Task details:
Write out the full listing exactly as given, minus the images.

Extracted records:
──────────
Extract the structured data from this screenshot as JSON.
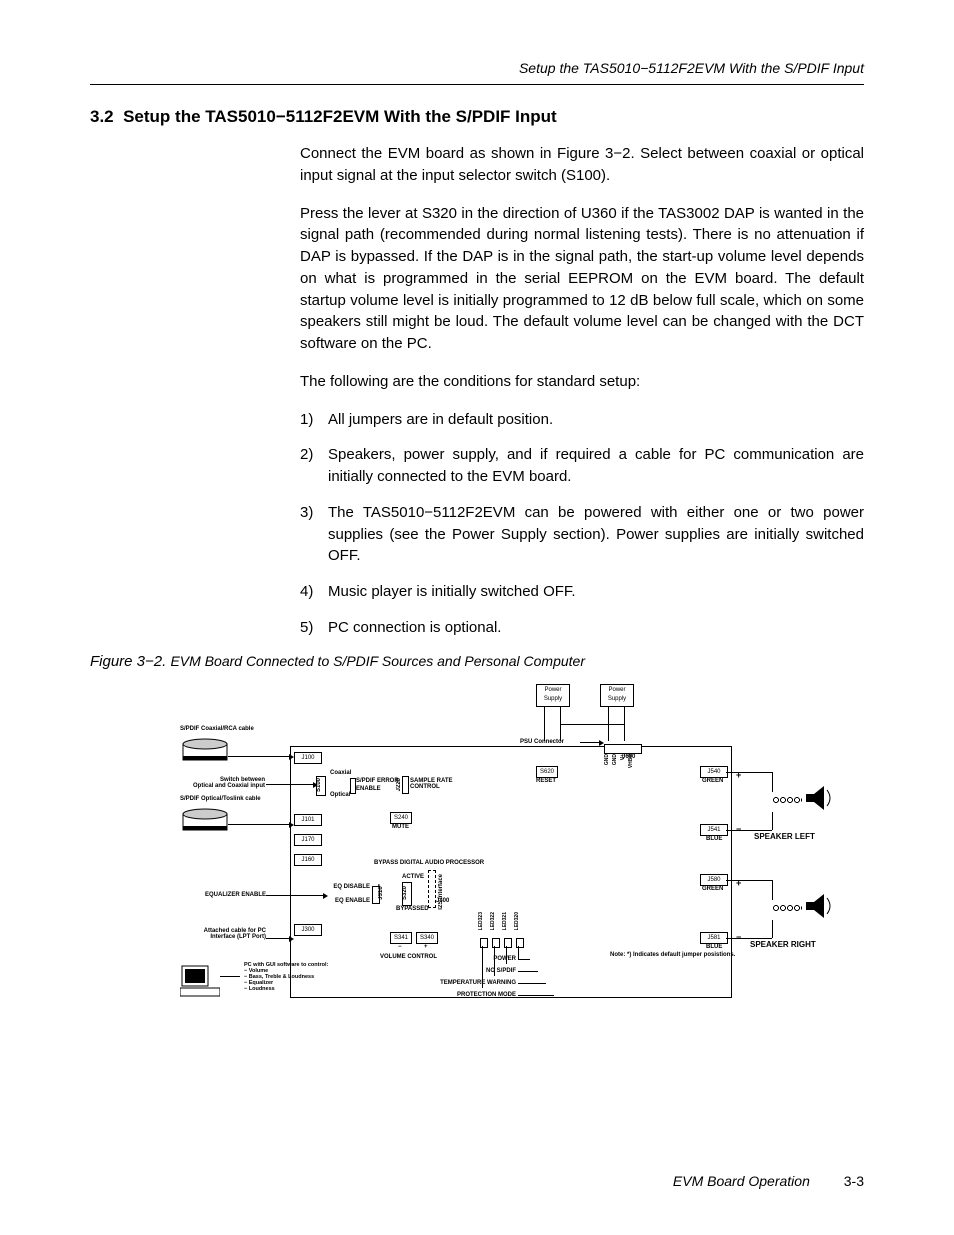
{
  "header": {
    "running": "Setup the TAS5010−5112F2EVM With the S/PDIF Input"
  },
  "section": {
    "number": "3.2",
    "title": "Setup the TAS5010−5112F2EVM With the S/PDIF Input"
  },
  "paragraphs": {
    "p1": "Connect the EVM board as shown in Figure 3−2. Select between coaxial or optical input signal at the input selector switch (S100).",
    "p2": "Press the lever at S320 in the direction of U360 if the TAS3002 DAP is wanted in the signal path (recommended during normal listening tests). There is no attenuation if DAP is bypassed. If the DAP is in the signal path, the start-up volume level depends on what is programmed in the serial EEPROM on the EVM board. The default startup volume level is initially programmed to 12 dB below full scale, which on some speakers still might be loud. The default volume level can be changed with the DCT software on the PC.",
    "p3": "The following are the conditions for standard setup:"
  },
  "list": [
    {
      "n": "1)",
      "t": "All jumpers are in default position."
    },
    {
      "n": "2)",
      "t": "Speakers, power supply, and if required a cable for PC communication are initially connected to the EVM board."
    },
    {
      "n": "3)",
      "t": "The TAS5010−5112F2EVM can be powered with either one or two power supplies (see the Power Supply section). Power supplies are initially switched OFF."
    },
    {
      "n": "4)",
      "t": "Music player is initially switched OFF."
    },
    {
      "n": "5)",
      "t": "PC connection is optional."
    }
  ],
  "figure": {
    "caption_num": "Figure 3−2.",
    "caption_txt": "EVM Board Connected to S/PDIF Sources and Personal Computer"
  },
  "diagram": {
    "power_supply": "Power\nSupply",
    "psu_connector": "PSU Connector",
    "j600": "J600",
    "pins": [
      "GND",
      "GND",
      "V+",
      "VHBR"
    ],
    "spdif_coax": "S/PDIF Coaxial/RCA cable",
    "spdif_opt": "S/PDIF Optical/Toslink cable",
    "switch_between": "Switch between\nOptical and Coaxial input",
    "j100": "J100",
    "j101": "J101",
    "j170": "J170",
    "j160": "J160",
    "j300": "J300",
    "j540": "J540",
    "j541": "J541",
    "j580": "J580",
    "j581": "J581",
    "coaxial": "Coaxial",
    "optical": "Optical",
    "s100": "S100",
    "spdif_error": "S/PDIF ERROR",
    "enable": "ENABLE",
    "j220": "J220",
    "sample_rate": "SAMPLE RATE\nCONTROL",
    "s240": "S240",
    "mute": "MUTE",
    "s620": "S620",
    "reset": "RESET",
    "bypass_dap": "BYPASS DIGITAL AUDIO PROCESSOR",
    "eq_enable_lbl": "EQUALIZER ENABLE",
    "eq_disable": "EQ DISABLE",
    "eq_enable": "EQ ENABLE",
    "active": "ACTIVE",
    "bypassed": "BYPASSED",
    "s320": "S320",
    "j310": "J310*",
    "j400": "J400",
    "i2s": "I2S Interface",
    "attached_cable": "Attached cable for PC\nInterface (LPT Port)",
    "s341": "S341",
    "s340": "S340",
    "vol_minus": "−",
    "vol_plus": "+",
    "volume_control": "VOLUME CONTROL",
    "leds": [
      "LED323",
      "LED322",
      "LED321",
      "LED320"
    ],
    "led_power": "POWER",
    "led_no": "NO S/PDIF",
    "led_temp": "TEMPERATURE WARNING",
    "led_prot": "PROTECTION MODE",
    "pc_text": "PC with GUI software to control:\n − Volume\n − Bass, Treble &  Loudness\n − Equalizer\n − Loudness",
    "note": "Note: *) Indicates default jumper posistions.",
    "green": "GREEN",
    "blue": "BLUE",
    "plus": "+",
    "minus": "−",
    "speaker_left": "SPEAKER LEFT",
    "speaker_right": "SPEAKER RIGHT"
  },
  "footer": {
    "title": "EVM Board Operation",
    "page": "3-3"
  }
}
──────────
Written solution:
Extract the structured data from this screenshot as JSON.
{
  "header": {
    "running": "Setup the TAS5010−5112F2EVM With the S/PDIF Input"
  },
  "section": {
    "number": "3.2",
    "title": "Setup the TAS5010−5112F2EVM With the S/PDIF Input"
  },
  "paragraphs": {
    "p1": "Connect the EVM board as shown in Figure 3−2. Select between coaxial or optical input signal at the input selector switch (S100).",
    "p2": "Press the lever at S320 in the direction of U360 if the TAS3002 DAP is wanted in the signal path (recommended during normal listening tests). There is no attenuation if DAP is bypassed. If the DAP is in the signal path, the start-up volume level depends on what is programmed in the serial EEPROM on the EVM board. The default startup volume level is initially programmed to 12 dB below full scale, which on some speakers still might be loud. The default volume level can be changed with the DCT software on the PC.",
    "p3": "The following are the conditions for standard setup:"
  },
  "list": [
    {
      "n": "1)",
      "t": "All jumpers are in default position."
    },
    {
      "n": "2)",
      "t": "Speakers, power supply, and if required a cable for PC communication are initially connected to the EVM board."
    },
    {
      "n": "3)",
      "t": "The TAS5010−5112F2EVM can be powered with either one or two power supplies (see the Power Supply section). Power supplies are initially switched OFF."
    },
    {
      "n": "4)",
      "t": "Music player is initially switched OFF."
    },
    {
      "n": "5)",
      "t": "PC connection is optional."
    }
  ],
  "figure": {
    "caption_num": "Figure 3−2.",
    "caption_txt": "EVM Board Connected to S/PDIF Sources and Personal Computer"
  },
  "diagram": {
    "power_supply": "Power\nSupply",
    "psu_connector": "PSU Connector",
    "j600": "J600",
    "pins": [
      "GND",
      "GND",
      "V+",
      "VHBR"
    ],
    "spdif_coax": "S/PDIF Coaxial/RCA cable",
    "spdif_opt": "S/PDIF Optical/Toslink cable",
    "switch_between": "Switch between\nOptical and Coaxial input",
    "j100": "J100",
    "j101": "J101",
    "j170": "J170",
    "j160": "J160",
    "j300": "J300",
    "j540": "J540",
    "j541": "J541",
    "j580": "J580",
    "j581": "J581",
    "coaxial": "Coaxial",
    "optical": "Optical",
    "s100": "S100",
    "spdif_error": "S/PDIF ERROR",
    "enable": "ENABLE",
    "j220": "J220",
    "sample_rate": "SAMPLE RATE\nCONTROL",
    "s240": "S240",
    "mute": "MUTE",
    "s620": "S620",
    "reset": "RESET",
    "bypass_dap": "BYPASS DIGITAL AUDIO PROCESSOR",
    "eq_enable_lbl": "EQUALIZER ENABLE",
    "eq_disable": "EQ DISABLE",
    "eq_enable": "EQ ENABLE",
    "active": "ACTIVE",
    "bypassed": "BYPASSED",
    "s320": "S320",
    "j310": "J310*",
    "j400": "J400",
    "i2s": "I2S Interface",
    "attached_cable": "Attached cable for PC\nInterface (LPT Port)",
    "s341": "S341",
    "s340": "S340",
    "vol_minus": "−",
    "vol_plus": "+",
    "volume_control": "VOLUME CONTROL",
    "leds": [
      "LED323",
      "LED322",
      "LED321",
      "LED320"
    ],
    "led_power": "POWER",
    "led_no": "NO S/PDIF",
    "led_temp": "TEMPERATURE WARNING",
    "led_prot": "PROTECTION MODE",
    "pc_text": "PC with GUI software to control:\n − Volume\n − Bass, Treble &  Loudness\n − Equalizer\n − Loudness",
    "note": "Note: *) Indicates default jumper posistions.",
    "green": "GREEN",
    "blue": "BLUE",
    "plus": "+",
    "minus": "−",
    "speaker_left": "SPEAKER LEFT",
    "speaker_right": "SPEAKER RIGHT"
  },
  "footer": {
    "title": "EVM Board Operation",
    "page": "3-3"
  }
}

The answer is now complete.